* START *
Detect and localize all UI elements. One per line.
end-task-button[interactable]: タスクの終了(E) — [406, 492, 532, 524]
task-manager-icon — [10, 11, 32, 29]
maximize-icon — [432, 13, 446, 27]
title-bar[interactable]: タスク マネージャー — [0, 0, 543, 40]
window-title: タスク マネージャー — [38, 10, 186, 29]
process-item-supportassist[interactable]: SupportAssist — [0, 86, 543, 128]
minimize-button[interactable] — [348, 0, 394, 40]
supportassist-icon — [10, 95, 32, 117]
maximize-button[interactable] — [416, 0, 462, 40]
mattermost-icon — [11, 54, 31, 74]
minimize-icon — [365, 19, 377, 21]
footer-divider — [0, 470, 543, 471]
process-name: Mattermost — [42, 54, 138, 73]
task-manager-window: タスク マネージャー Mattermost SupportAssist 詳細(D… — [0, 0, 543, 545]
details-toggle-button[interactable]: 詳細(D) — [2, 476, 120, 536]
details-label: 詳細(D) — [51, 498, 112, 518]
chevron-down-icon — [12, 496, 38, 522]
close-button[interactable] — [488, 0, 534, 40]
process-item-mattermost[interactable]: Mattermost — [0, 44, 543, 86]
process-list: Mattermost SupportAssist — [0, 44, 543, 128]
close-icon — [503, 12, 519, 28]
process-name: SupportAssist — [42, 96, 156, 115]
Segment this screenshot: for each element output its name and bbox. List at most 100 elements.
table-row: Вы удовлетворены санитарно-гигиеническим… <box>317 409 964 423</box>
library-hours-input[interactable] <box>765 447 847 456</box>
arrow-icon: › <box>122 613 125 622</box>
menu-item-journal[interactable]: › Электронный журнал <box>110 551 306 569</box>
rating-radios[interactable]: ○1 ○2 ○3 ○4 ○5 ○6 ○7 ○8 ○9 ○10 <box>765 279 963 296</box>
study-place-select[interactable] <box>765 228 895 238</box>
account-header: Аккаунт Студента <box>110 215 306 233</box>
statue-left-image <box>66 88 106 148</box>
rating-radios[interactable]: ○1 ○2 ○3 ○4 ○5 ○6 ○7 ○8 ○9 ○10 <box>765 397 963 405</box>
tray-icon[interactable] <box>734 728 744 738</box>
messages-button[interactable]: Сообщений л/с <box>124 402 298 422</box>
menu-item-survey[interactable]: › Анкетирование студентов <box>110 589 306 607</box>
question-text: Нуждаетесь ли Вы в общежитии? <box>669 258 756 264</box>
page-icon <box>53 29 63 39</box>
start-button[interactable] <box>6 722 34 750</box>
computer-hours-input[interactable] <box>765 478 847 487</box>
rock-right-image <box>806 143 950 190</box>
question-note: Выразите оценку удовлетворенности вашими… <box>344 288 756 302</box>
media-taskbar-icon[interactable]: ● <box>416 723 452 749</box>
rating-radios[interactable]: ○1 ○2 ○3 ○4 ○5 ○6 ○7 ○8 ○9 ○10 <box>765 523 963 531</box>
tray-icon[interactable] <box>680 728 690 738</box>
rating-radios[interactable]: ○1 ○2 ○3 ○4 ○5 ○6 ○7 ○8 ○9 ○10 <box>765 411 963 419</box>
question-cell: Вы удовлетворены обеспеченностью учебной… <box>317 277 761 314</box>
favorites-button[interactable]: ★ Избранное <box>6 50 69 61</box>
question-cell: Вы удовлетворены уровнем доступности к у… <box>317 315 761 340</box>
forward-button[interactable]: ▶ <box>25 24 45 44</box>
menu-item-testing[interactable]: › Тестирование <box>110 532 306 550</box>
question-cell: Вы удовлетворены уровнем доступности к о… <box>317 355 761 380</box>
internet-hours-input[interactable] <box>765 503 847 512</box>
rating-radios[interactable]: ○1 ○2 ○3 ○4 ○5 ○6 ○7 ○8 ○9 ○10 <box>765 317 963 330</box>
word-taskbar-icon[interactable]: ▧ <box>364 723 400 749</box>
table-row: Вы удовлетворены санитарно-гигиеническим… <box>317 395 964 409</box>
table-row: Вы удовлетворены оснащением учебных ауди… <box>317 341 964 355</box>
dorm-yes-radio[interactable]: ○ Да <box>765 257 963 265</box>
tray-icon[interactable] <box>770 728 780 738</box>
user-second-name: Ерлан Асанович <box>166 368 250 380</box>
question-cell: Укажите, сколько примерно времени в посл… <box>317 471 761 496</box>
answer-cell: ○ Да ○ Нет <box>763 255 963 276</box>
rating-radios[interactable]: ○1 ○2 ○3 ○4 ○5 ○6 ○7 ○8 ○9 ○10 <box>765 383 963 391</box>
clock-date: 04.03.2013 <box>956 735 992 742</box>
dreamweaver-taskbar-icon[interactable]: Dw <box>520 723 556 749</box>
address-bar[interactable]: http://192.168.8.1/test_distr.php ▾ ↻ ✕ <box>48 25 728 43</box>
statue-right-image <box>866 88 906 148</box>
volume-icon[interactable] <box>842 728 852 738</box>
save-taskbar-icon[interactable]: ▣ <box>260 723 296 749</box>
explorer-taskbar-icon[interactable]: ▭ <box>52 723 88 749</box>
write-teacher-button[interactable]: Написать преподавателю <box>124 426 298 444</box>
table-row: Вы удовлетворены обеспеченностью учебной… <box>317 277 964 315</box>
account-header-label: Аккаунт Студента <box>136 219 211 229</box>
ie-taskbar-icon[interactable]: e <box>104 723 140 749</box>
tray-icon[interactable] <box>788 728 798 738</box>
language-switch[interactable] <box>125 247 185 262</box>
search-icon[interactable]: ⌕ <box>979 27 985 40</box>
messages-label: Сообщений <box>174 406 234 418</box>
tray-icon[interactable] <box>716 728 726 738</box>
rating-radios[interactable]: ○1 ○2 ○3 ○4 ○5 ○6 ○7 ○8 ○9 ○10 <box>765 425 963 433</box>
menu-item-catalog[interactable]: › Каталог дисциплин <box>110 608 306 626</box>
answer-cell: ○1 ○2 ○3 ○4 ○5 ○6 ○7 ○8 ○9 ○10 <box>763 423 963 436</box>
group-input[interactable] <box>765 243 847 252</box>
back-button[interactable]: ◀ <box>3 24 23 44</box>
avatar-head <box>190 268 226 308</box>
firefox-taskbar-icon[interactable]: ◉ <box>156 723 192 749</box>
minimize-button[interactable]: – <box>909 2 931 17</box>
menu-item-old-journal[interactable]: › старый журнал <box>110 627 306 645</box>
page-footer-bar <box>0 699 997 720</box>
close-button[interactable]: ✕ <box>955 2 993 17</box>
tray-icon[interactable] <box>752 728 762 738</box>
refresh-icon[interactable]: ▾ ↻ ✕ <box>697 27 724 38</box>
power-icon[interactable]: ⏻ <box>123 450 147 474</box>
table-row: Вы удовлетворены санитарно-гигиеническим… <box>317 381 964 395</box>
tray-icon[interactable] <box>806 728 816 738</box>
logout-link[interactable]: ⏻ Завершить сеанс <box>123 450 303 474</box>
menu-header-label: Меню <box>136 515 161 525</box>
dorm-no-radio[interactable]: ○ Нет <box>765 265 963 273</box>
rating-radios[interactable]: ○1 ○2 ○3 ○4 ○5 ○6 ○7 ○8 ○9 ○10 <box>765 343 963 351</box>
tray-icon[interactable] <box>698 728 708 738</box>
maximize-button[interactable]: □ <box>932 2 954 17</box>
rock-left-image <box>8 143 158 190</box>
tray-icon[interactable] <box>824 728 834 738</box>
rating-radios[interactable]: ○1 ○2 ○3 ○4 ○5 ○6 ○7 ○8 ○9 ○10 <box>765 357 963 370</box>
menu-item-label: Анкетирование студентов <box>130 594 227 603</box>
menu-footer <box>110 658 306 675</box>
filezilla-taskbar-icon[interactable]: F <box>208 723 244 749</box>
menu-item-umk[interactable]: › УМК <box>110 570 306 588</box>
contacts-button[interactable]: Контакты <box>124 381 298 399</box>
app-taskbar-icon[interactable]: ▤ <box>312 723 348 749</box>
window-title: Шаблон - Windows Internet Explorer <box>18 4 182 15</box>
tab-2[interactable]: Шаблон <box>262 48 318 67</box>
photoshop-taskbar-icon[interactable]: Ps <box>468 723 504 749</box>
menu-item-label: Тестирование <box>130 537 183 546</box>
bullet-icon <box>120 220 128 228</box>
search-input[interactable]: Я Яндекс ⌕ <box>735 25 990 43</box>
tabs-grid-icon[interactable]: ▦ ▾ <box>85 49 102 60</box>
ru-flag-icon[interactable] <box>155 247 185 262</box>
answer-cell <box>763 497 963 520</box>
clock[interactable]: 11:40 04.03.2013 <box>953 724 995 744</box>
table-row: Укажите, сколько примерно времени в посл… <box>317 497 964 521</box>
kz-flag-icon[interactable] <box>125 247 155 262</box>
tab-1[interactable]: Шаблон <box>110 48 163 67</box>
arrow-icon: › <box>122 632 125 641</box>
* END *
Copy word for word everything from the start of the data above down to and including the line containing "close-button[interactable] — [488, 0, 534, 40]".

§ Problem solution:
Detect and localize all UI elements. One per line.
end-task-button[interactable]: タスクの終了(E) — [406, 492, 532, 524]
task-manager-icon — [10, 11, 32, 29]
maximize-icon — [432, 13, 446, 27]
title-bar[interactable]: タスク マネージャー — [0, 0, 543, 40]
window-title: タスク マネージャー — [38, 10, 186, 29]
process-item-supportassist[interactable]: SupportAssist — [0, 86, 543, 128]
minimize-button[interactable] — [348, 0, 394, 40]
supportassist-icon — [10, 95, 32, 117]
maximize-button[interactable] — [416, 0, 462, 40]
mattermost-icon — [11, 54, 31, 74]
minimize-icon — [365, 19, 377, 21]
footer-divider — [0, 470, 543, 471]
process-name: Mattermost — [42, 54, 138, 73]
task-manager-window: タスク マネージャー Mattermost SupportAssist 詳細(D… — [0, 0, 543, 545]
details-toggle-button[interactable]: 詳細(D) — [2, 476, 120, 536]
details-label: 詳細(D) — [51, 498, 112, 518]
chevron-down-icon — [12, 496, 38, 522]
close-button[interactable] — [488, 0, 534, 40]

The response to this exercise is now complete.